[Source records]

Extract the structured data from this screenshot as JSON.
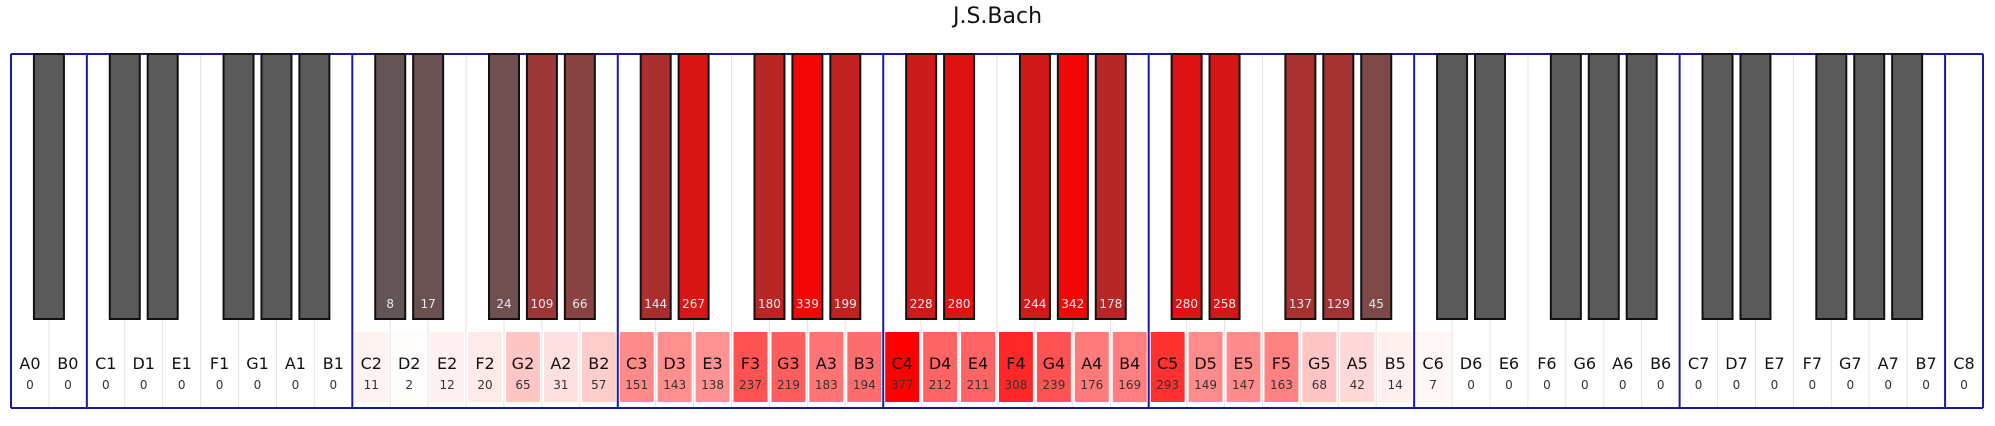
{
  "title": "J.S.Bach",
  "chart_data": {
    "type": "heatmap",
    "title": "J.S.Bach",
    "colorscale": [
      "#ffffff",
      "#ff0000"
    ],
    "black_key_base_color": "#5a5a5a",
    "octave_line_color": "#1a1aa0",
    "white_keys": [
      {
        "note": "A0",
        "count": 0
      },
      {
        "note": "B0",
        "count": 0
      },
      {
        "note": "C1",
        "count": 0
      },
      {
        "note": "D1",
        "count": 0
      },
      {
        "note": "E1",
        "count": 0
      },
      {
        "note": "F1",
        "count": 0
      },
      {
        "note": "G1",
        "count": 0
      },
      {
        "note": "A1",
        "count": 0
      },
      {
        "note": "B1",
        "count": 0
      },
      {
        "note": "C2",
        "count": 11
      },
      {
        "note": "D2",
        "count": 2
      },
      {
        "note": "E2",
        "count": 12
      },
      {
        "note": "F2",
        "count": 20
      },
      {
        "note": "G2",
        "count": 65
      },
      {
        "note": "A2",
        "count": 31
      },
      {
        "note": "B2",
        "count": 57
      },
      {
        "note": "C3",
        "count": 151
      },
      {
        "note": "D3",
        "count": 143
      },
      {
        "note": "E3",
        "count": 138
      },
      {
        "note": "F3",
        "count": 237
      },
      {
        "note": "G3",
        "count": 219
      },
      {
        "note": "A3",
        "count": 183
      },
      {
        "note": "B3",
        "count": 194
      },
      {
        "note": "C4",
        "count": 377
      },
      {
        "note": "D4",
        "count": 212
      },
      {
        "note": "E4",
        "count": 211
      },
      {
        "note": "F4",
        "count": 308
      },
      {
        "note": "G4",
        "count": 239
      },
      {
        "note": "A4",
        "count": 176
      },
      {
        "note": "B4",
        "count": 169
      },
      {
        "note": "C5",
        "count": 293
      },
      {
        "note": "D5",
        "count": 149
      },
      {
        "note": "E5",
        "count": 147
      },
      {
        "note": "F5",
        "count": 163
      },
      {
        "note": "G5",
        "count": 68
      },
      {
        "note": "A5",
        "count": 42
      },
      {
        "note": "B5",
        "count": 14
      },
      {
        "note": "C6",
        "count": 7
      },
      {
        "note": "D6",
        "count": 0
      },
      {
        "note": "E6",
        "count": 0
      },
      {
        "note": "F6",
        "count": 0
      },
      {
        "note": "G6",
        "count": 0
      },
      {
        "note": "A6",
        "count": 0
      },
      {
        "note": "B6",
        "count": 0
      },
      {
        "note": "C7",
        "count": 0
      },
      {
        "note": "D7",
        "count": 0
      },
      {
        "note": "E7",
        "count": 0
      },
      {
        "note": "F7",
        "count": 0
      },
      {
        "note": "G7",
        "count": 0
      },
      {
        "note": "A7",
        "count": 0
      },
      {
        "note": "B7",
        "count": 0
      },
      {
        "note": "C8",
        "count": 0
      }
    ],
    "black_keys": [
      {
        "after": "A0",
        "count": 0
      },
      {
        "after": "C1",
        "count": 0
      },
      {
        "after": "D1",
        "count": 0
      },
      {
        "after": "F1",
        "count": 0
      },
      {
        "after": "G1",
        "count": 0
      },
      {
        "after": "A1",
        "count": 0
      },
      {
        "after": "C2",
        "count": 8
      },
      {
        "after": "D2",
        "count": 17
      },
      {
        "after": "F2",
        "count": 24
      },
      {
        "after": "G2",
        "count": 109
      },
      {
        "after": "A2",
        "count": 66
      },
      {
        "after": "C3",
        "count": 144
      },
      {
        "after": "D3",
        "count": 267
      },
      {
        "after": "F3",
        "count": 180
      },
      {
        "after": "G3",
        "count": 339
      },
      {
        "after": "A3",
        "count": 199
      },
      {
        "after": "C4",
        "count": 228
      },
      {
        "after": "D4",
        "count": 280
      },
      {
        "after": "F4",
        "count": 244
      },
      {
        "after": "G4",
        "count": 342
      },
      {
        "after": "A4",
        "count": 178
      },
      {
        "after": "C5",
        "count": 280
      },
      {
        "after": "D5",
        "count": 258
      },
      {
        "after": "F5",
        "count": 137
      },
      {
        "after": "G5",
        "count": 129
      },
      {
        "after": "A5",
        "count": 45
      },
      {
        "after": "C6",
        "count": 0
      },
      {
        "after": "D6",
        "count": 0
      },
      {
        "after": "F6",
        "count": 0
      },
      {
        "after": "G6",
        "count": 0
      },
      {
        "after": "A6",
        "count": 0
      },
      {
        "after": "C7",
        "count": 0
      },
      {
        "after": "D7",
        "count": 0
      },
      {
        "after": "F7",
        "count": 0
      },
      {
        "after": "G7",
        "count": 0
      },
      {
        "after": "A7",
        "count": 0
      }
    ]
  }
}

■ Problem ■
Retype everything in the material word for word, minus pictures.

■ The result ■
Extract the structured data from this screenshot as JSON.
{
  "title": "J.S.Bach",
  "chart_data": {
    "type": "heatmap",
    "title": "J.S.Bach",
    "colorscale": [
      "#ffffff",
      "#ff0000"
    ],
    "black_key_base_color": "#5a5a5a",
    "octave_line_color": "#1a1aa0",
    "white_keys": [
      {
        "note": "A0",
        "count": 0
      },
      {
        "note": "B0",
        "count": 0
      },
      {
        "note": "C1",
        "count": 0
      },
      {
        "note": "D1",
        "count": 0
      },
      {
        "note": "E1",
        "count": 0
      },
      {
        "note": "F1",
        "count": 0
      },
      {
        "note": "G1",
        "count": 0
      },
      {
        "note": "A1",
        "count": 0
      },
      {
        "note": "B1",
        "count": 0
      },
      {
        "note": "C2",
        "count": 11
      },
      {
        "note": "D2",
        "count": 2
      },
      {
        "note": "E2",
        "count": 12
      },
      {
        "note": "F2",
        "count": 20
      },
      {
        "note": "G2",
        "count": 65
      },
      {
        "note": "A2",
        "count": 31
      },
      {
        "note": "B2",
        "count": 57
      },
      {
        "note": "C3",
        "count": 151
      },
      {
        "note": "D3",
        "count": 143
      },
      {
        "note": "E3",
        "count": 138
      },
      {
        "note": "F3",
        "count": 237
      },
      {
        "note": "G3",
        "count": 219
      },
      {
        "note": "A3",
        "count": 183
      },
      {
        "note": "B3",
        "count": 194
      },
      {
        "note": "C4",
        "count": 377
      },
      {
        "note": "D4",
        "count": 212
      },
      {
        "note": "E4",
        "count": 211
      },
      {
        "note": "F4",
        "count": 308
      },
      {
        "note": "G4",
        "count": 239
      },
      {
        "note": "A4",
        "count": 176
      },
      {
        "note": "B4",
        "count": 169
      },
      {
        "note": "C5",
        "count": 293
      },
      {
        "note": "D5",
        "count": 149
      },
      {
        "note": "E5",
        "count": 147
      },
      {
        "note": "F5",
        "count": 163
      },
      {
        "note": "G5",
        "count": 68
      },
      {
        "note": "A5",
        "count": 42
      },
      {
        "note": "B5",
        "count": 14
      },
      {
        "note": "C6",
        "count": 7
      },
      {
        "note": "D6",
        "count": 0
      },
      {
        "note": "E6",
        "count": 0
      },
      {
        "note": "F6",
        "count": 0
      },
      {
        "note": "G6",
        "count": 0
      },
      {
        "note": "A6",
        "count": 0
      },
      {
        "note": "B6",
        "count": 0
      },
      {
        "note": "C7",
        "count": 0
      },
      {
        "note": "D7",
        "count": 0
      },
      {
        "note": "E7",
        "count": 0
      },
      {
        "note": "F7",
        "count": 0
      },
      {
        "note": "G7",
        "count": 0
      },
      {
        "note": "A7",
        "count": 0
      },
      {
        "note": "B7",
        "count": 0
      },
      {
        "note": "C8",
        "count": 0
      }
    ],
    "black_keys": [
      {
        "after": "A0",
        "count": 0
      },
      {
        "after": "C1",
        "count": 0
      },
      {
        "after": "D1",
        "count": 0
      },
      {
        "after": "F1",
        "count": 0
      },
      {
        "after": "G1",
        "count": 0
      },
      {
        "after": "A1",
        "count": 0
      },
      {
        "after": "C2",
        "count": 8
      },
      {
        "after": "D2",
        "count": 17
      },
      {
        "after": "F2",
        "count": 24
      },
      {
        "after": "G2",
        "count": 109
      },
      {
        "after": "A2",
        "count": 66
      },
      {
        "after": "C3",
        "count": 144
      },
      {
        "after": "D3",
        "count": 267
      },
      {
        "after": "F3",
        "count": 180
      },
      {
        "after": "G3",
        "count": 339
      },
      {
        "after": "A3",
        "count": 199
      },
      {
        "after": "C4",
        "count": 228
      },
      {
        "after": "D4",
        "count": 280
      },
      {
        "after": "F4",
        "count": 244
      },
      {
        "after": "G4",
        "count": 342
      },
      {
        "after": "A4",
        "count": 178
      },
      {
        "after": "C5",
        "count": 280
      },
      {
        "after": "D5",
        "count": 258
      },
      {
        "after": "F5",
        "count": 137
      },
      {
        "after": "G5",
        "count": 129
      },
      {
        "after": "A5",
        "count": 45
      },
      {
        "after": "C6",
        "count": 0
      },
      {
        "after": "D6",
        "count": 0
      },
      {
        "after": "F6",
        "count": 0
      },
      {
        "after": "G6",
        "count": 0
      },
      {
        "after": "A6",
        "count": 0
      },
      {
        "after": "C7",
        "count": 0
      },
      {
        "after": "D7",
        "count": 0
      },
      {
        "after": "F7",
        "count": 0
      },
      {
        "after": "G7",
        "count": 0
      },
      {
        "after": "A7",
        "count": 0
      }
    ]
  }
}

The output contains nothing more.